## AIM OF THE TASK
Extract every line from the records below that contains the word "Output".

------------------------------------------------------------------------

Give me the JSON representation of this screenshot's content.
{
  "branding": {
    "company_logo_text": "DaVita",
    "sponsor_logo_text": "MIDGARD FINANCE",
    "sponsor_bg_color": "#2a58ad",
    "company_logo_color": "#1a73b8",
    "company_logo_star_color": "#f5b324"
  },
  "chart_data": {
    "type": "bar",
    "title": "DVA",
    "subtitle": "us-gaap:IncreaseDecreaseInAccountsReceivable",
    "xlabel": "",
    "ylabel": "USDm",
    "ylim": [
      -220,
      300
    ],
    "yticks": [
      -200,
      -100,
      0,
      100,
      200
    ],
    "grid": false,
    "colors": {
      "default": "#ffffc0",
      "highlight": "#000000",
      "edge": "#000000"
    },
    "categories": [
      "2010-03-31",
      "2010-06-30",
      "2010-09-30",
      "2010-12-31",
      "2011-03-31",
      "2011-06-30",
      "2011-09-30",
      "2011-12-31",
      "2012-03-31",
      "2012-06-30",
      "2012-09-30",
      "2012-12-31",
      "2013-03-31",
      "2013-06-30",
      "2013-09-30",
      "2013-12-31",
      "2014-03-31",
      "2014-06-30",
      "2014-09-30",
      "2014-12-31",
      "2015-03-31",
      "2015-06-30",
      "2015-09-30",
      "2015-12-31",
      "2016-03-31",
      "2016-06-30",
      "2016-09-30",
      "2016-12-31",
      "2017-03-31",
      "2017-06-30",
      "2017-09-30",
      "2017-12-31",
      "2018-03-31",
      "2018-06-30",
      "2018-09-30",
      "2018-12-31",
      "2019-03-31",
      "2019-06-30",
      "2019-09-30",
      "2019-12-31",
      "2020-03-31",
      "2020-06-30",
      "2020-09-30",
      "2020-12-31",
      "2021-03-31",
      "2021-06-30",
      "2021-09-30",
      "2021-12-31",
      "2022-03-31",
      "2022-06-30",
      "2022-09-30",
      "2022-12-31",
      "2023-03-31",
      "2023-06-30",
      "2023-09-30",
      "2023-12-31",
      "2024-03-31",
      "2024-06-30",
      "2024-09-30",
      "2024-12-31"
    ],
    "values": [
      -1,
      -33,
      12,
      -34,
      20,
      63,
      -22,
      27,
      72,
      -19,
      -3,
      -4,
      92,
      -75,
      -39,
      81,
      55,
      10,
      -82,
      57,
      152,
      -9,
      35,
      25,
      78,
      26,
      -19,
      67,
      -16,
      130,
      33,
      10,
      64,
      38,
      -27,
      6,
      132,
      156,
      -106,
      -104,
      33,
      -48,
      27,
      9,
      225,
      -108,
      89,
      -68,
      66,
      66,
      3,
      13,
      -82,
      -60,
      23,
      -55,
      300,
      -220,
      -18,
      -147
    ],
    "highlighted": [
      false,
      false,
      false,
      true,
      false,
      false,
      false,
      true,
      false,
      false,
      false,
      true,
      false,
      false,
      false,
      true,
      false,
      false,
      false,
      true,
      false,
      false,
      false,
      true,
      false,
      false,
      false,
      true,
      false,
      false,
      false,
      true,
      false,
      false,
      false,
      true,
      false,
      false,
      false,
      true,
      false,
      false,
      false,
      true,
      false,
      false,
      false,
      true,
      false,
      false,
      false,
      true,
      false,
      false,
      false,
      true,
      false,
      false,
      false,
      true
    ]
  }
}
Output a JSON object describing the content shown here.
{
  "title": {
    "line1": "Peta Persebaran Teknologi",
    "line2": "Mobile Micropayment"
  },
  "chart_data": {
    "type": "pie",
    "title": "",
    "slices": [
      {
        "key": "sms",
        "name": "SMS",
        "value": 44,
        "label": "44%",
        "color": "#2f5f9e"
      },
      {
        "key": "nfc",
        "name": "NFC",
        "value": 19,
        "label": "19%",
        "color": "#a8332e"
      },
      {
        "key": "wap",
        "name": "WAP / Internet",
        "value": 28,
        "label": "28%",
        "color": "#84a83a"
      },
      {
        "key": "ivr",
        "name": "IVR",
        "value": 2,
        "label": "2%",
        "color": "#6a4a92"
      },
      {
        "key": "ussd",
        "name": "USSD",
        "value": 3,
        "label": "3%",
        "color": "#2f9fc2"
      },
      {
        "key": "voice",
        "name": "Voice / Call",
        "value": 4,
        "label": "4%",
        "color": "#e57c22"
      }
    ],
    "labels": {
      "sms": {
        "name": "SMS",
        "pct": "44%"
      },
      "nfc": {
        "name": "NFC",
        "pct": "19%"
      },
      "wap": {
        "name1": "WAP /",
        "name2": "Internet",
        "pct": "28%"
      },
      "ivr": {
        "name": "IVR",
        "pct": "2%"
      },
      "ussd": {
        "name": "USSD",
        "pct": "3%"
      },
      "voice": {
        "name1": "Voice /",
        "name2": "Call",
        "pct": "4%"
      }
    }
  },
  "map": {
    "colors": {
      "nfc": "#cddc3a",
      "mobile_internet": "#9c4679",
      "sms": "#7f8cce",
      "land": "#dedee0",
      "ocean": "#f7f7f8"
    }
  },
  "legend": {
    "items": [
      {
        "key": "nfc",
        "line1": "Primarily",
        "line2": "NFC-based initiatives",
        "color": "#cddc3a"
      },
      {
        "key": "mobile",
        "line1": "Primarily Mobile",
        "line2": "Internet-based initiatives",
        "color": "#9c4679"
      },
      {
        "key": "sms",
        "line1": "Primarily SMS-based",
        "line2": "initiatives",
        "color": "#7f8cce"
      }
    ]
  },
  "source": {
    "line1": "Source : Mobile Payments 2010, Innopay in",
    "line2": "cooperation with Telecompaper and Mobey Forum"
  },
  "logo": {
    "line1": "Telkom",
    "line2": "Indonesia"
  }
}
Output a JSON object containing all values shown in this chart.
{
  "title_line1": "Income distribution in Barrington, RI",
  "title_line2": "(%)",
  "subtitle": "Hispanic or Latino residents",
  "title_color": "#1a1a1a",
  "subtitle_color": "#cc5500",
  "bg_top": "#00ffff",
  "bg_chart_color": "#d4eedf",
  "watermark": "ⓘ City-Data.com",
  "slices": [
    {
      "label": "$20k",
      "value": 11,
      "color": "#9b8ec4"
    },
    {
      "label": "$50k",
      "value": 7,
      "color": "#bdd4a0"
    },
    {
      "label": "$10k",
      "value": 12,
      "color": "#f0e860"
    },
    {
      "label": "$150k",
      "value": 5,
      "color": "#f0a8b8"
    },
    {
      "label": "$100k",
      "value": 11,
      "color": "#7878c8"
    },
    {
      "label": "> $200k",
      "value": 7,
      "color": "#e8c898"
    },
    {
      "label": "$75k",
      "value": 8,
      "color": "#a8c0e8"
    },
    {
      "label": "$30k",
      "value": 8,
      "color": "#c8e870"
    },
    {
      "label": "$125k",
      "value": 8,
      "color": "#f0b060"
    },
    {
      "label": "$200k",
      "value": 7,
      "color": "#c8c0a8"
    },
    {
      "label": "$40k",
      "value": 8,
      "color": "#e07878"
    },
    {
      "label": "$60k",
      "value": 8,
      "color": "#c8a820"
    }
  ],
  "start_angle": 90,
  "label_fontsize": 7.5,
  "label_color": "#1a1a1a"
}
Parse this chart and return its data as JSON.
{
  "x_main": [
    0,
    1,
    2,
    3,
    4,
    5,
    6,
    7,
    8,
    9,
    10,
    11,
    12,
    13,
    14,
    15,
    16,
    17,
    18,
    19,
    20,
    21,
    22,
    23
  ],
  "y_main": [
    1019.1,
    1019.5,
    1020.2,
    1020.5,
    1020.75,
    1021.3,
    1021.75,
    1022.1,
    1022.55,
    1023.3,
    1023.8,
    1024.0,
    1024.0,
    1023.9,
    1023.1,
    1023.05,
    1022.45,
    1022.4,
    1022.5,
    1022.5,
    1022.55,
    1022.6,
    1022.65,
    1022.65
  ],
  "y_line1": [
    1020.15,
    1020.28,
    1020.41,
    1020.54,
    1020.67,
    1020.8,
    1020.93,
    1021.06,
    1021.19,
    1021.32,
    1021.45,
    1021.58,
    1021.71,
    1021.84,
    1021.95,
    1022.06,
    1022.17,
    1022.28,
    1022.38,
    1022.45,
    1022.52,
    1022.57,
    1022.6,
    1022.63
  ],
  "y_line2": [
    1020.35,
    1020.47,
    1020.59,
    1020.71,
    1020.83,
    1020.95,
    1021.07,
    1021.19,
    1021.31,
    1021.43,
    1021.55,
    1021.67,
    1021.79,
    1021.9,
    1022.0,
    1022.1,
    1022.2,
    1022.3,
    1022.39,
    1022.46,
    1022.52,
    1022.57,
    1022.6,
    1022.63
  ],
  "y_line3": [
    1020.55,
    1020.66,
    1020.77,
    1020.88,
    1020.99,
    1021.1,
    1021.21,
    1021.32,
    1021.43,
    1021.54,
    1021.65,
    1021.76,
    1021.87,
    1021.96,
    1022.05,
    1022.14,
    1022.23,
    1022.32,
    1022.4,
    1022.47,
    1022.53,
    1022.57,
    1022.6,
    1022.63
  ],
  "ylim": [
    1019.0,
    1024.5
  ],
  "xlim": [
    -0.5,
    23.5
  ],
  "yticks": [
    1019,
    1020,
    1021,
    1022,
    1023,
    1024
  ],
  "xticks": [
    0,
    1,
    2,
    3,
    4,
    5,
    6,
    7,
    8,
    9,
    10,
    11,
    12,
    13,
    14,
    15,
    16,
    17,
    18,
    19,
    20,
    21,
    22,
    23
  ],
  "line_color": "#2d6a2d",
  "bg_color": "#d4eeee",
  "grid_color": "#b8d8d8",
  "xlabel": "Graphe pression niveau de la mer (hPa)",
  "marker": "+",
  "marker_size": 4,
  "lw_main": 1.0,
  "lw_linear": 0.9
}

------------------------------------------------------------------------

## PROBLEM SOLUTION
Output a JSON object describing the content shown here.
Output a JSON object containing all values shown in this chart.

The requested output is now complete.